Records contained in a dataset
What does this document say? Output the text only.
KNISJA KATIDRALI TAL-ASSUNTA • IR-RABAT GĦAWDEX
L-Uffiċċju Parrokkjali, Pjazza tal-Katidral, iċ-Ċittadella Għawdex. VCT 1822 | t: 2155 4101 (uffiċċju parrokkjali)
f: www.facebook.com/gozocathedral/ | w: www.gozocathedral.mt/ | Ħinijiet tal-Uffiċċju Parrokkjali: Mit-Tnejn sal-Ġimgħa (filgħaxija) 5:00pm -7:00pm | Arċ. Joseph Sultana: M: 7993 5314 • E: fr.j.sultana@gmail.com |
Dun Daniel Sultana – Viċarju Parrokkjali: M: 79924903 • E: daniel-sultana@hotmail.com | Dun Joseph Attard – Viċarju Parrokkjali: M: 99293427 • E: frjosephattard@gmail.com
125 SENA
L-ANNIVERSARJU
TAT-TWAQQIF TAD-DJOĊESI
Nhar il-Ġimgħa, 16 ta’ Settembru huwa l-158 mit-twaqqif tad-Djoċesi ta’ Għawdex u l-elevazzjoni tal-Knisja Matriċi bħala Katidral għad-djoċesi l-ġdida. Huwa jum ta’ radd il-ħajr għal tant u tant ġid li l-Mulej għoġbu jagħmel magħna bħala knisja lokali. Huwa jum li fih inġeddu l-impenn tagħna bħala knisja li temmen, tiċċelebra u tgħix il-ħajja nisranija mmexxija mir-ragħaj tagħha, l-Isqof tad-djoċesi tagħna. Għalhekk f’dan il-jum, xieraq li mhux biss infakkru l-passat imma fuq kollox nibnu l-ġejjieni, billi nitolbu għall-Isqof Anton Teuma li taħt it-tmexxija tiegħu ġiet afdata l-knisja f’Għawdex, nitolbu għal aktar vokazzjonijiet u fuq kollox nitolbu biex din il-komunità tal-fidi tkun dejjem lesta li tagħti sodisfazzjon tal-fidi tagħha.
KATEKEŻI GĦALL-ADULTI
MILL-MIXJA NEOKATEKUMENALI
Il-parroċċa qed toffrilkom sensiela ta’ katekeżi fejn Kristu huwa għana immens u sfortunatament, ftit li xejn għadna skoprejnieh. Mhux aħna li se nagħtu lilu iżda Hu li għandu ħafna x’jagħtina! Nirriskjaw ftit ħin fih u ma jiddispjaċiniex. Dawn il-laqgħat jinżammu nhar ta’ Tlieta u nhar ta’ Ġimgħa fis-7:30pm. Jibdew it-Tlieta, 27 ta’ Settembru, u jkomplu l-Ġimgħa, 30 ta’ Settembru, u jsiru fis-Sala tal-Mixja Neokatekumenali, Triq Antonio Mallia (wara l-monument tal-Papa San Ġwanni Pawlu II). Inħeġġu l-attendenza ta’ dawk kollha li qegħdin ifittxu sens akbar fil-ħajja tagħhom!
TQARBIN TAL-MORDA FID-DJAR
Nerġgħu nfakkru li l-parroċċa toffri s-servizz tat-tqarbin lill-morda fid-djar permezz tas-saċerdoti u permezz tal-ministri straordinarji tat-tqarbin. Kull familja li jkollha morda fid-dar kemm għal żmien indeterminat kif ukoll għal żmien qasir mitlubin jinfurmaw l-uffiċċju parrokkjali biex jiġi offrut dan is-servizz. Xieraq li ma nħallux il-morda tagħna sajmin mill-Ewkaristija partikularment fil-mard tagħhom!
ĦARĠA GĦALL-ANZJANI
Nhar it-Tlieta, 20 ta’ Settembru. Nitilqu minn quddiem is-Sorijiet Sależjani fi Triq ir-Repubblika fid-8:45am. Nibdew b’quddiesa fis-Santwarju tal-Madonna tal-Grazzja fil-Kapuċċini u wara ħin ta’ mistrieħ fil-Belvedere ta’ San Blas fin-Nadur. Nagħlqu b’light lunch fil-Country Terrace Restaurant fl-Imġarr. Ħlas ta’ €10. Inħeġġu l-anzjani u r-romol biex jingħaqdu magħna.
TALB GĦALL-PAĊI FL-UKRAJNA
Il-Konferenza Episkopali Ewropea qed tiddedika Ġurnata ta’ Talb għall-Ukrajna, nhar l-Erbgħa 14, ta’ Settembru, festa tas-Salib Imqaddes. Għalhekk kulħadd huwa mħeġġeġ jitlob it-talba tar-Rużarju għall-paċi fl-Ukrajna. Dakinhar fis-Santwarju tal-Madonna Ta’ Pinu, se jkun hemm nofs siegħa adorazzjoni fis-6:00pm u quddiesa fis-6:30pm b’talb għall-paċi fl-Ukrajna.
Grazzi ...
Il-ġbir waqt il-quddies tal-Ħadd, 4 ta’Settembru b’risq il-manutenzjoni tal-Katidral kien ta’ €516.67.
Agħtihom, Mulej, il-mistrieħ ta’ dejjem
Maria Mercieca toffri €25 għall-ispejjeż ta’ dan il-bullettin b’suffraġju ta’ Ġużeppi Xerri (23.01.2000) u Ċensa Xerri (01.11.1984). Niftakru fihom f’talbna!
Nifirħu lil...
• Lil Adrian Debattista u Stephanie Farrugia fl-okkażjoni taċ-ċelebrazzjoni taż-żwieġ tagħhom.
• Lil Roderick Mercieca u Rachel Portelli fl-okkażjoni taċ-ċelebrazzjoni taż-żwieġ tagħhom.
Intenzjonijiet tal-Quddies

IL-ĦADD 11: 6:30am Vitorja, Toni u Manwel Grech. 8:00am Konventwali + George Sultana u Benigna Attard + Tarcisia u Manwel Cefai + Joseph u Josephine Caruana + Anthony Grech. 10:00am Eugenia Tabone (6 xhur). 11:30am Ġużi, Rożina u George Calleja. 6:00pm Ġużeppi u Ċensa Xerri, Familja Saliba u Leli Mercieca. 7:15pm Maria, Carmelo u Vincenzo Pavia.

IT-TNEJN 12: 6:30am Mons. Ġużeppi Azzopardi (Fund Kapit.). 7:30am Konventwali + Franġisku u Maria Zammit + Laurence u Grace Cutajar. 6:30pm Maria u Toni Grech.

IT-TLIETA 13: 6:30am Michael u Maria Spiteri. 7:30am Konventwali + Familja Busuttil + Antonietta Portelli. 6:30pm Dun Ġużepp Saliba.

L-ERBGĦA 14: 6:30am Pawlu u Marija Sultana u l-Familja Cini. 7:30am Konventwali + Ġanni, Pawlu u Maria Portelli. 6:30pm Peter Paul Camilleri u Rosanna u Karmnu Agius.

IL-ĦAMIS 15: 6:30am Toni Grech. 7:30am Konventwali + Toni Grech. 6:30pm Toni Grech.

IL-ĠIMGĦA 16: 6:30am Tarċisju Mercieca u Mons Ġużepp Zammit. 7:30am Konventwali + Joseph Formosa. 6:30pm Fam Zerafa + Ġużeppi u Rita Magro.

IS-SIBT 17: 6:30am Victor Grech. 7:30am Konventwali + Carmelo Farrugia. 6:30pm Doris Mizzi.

_TO BE DONE_
Set down each entry again, unchanged.

_SOLUTION TO THIS TASK_
What does this document say? Output the text only.
KNISJA KATIDRALI TAL-ASSUNTA • IR-RABAT GĦAWDEX
L-Uffiċċju Parrokkjali, Pjazza tal-Katidral, iċ-Ċittadella Għawdex. VCT 1822 | t: 2155 4101 (uffiċċju parrokkjali)
f: www.facebook.com/gozocathedral/ | w: www.gozocathedral.mt/ | Ħinijiet tal-Uffiċċju Parrokkjali: Mit-Tnejn sal-Ġimgħa (filgħaxija) 5:00pm -7:00pm | Arċ. Joseph Sultana: M: 7993 5314 • E: fr.j.sultana@gmail.com |
Dun Daniel Sultana – Viċarju Parrokkjali: M: 79924903 • E: daniel-sultana@hotmail.com | Dun Joseph Attard – Viċarju Parrokkjali: M: 99293427 • E: frjosephattard@gmail.com
125 SENA
L-ANNIVERSARJU
TAT-TWAQQIF TAD-DJOĊESI
Nhar il-Ġimgħa, 16 ta’ Settembru huwa l-158 mit-twaqqif tad-Djoċesi ta’ Għawdex u l-elevazzjoni tal-Knisja Matriċi bħala Katidral għad-djoċesi l-ġdida. Huwa jum ta’ radd il-ħajr għal tant u tant ġid li l-Mulej għoġbu jagħmel magħna bħala knisja lokali. Huwa jum li fih inġeddu l-impenn tagħna bħala knisja li temmen, tiċċelebra u tgħix il-ħajja nisranija mmexxija mir-ragħaj tagħha, l-Isqof tad-djoċesi tagħna. Għalhekk f’dan il-jum, xieraq li mhux biss infakkru l-passat imma fuq kollox nibnu l-ġejjieni, billi nitolbu għall-Isqof Anton Teuma li taħt it-tmexxija tiegħu ġiet afdata l-knisja f’Għawdex, nitolbu għal aktar vokazzjonijiet u fuq kollox nitolbu biex din il-komunità tal-fidi tkun dejjem lesta li tagħti sodisfazzjon tal-fidi tagħha.
KATEKEŻI GĦALL-ADULTI
MILL-MIXJA NEOKATEKUMENALI
Il-parroċċa qed toffrilkom sensiela ta’ katekeżi fejn Kristu huwa għana immens u sfortunatament, ftit li xejn għadna skoprejnieh. Mhux aħna li se nagħtu lilu iżda Hu li għandu ħafna x’jagħtina! Nirriskjaw ftit ħin fih u ma jiddispjaċiniex. Dawn il-laqgħat jinżammu nhar ta’ Tlieta u nhar ta’ Ġimgħa fis-7:30pm. Jibdew it-Tlieta, 27 ta’ Settembru, u jkomplu l-Ġimgħa, 30 ta’ Settembru, u jsiru fis-Sala tal-Mixja Neokatekumenali, Triq Antonio Mallia (wara l-monument tal-Papa San Ġwanni Pawlu II). Inħeġġu l-attendenza ta’ dawk kollha li qegħdin ifittxu sens akbar fil-ħajja tagħhom!
TQARBIN TAL-MORDA FID-DJAR
Nerġgħu nfakkru li l-parroċċa toffri s-servizz tat-tqarbin lill-morda fid-djar permezz tas-saċerdoti u permezz tal-ministri straordinarji tat-tqarbin. Kull familja li jkollha morda fid-dar kemm għal żmien indeterminat kif ukoll għal żmien qasir mitlubin jinfurmaw l-uffiċċju parrokkjali biex jiġi offrut dan is-servizz. Xieraq li ma nħallux il-morda tagħna sajmin mill-Ewkaristija partikularment fil-mard tagħhom!
ĦARĠA GĦALL-ANZJANI
Nhar it-Tlieta, 20 ta’ Settembru. Nitilqu minn quddiem is-Sorijiet Sależjani fi Triq ir-Repubblika fid-8:45am. Nibdew b’quddiesa fis-Santwarju tal-Madonna tal-Grazzja fil-Kapuċċini u wara ħin ta’ mistrieħ fil-Belvedere ta’ San Blas fin-Nadur. Nagħlqu b’light lunch fil-Country Terrace Restaurant fl-Imġarr. Ħlas ta’ €10. Inħeġġu l-anzjani u r-romol biex jingħaqdu magħna.
TALB GĦALL-PAĊI FL-UKRAJNA
Il-Konferenza Episkopali Ewropea qed tiddedika Ġurnata ta’ Talb għall-Ukrajna, nhar l-Erbgħa 14, ta’ Settembru, festa tas-Salib Imqaddes. Għalhekk kulħadd huwa mħeġġeġ jitlob it-talba tar-Rużarju għall-paċi fl-Ukrajna. Dakinhar fis-Santwarju tal-Madonna Ta’ Pinu, se jkun hemm nofs siegħa adorazzjoni fis-6:00pm u quddiesa fis-6:30pm b’talb għall-paċi fl-Ukrajna.
Grazzi ...
Il-ġbir waqt il-quddies tal-Ħadd, 4 ta’Settembru b’risq il-manutenzjoni tal-Katidral kien ta’ €516.67.
Agħtihom, Mulej, il-mistrieħ ta’ dejjem
Maria Mercieca toffri €25 għall-ispejjeż ta’ dan il-bullettin b’suffraġju ta’ Ġużeppi Xerri (23.01.2000) u Ċensa Xerri (01.11.1984). Niftakru fihom f’talbna!
Nifirħu lil...
• Lil Adrian Debattista u Stephanie Farrugia fl-okkażjoni taċ-ċelebrazzjoni taż-żwieġ tagħhom.
• Lil Roderick Mercieca u Rachel Portelli fl-okkażjoni taċ-ċelebrazzjoni taż-żwieġ tagħhom.
Intenzjonijiet tal-Quddies

IL-ĦADD 11: 6:30am Vitorja, Toni u Manwel Grech. 8:00am Konventwali + George Sultana u Benigna Attard + Tarcisia u Manwel Cefai + Joseph u Josephine Caruana + Anthony Grech. 10:00am Eugenia Tabone (6 xhur). 11:30am Ġużi, Rożina u George Calleja. 6:00pm Ġużeppi u Ċensa Xerri, Familja Saliba u Leli Mercieca. 7:15pm Maria, Carmelo u Vincenzo Pavia.

IT-TNEJN 12: 6:30am Mons. Ġużeppi Azzopardi (Fund Kapit.). 7:30am Konventwali + Franġisku u Maria Zammit + Laurence u Grace Cutajar. 6:30pm Maria u Toni Grech.

IT-TLIETA 13: 6:30am Michael u Maria Spiteri. 7:30am Konventwali + Familja Busuttil + Antonietta Portelli. 6:30pm Dun Ġużepp Saliba.

L-ERBGĦA 14: 6:30am Pawlu u Marija Sultana u l-Familja Cini. 7:30am Konventwali + Ġanni, Pawlu u Maria Portelli. 6:30pm Peter Paul Camilleri u Rosanna u Karmnu Agius.

IL-ĦAMIS 15: 6:30am Toni Grech. 7:30am Konventwali + Toni Grech. 6:30pm Toni Grech.

IL-ĠIMGĦA 16: 6:30am Tarċisju Mercieca u Mons Ġużepp Zammit. 7:30am Konventwali + Joseph Formosa. 6:30pm Fam Zerafa + Ġużeppi u Rita Magro.

IS-SIBT 17: 6:30am Victor Grech. 7:30am Konventwali + Carmelo Farrugia. 6:30pm Doris Mizzi.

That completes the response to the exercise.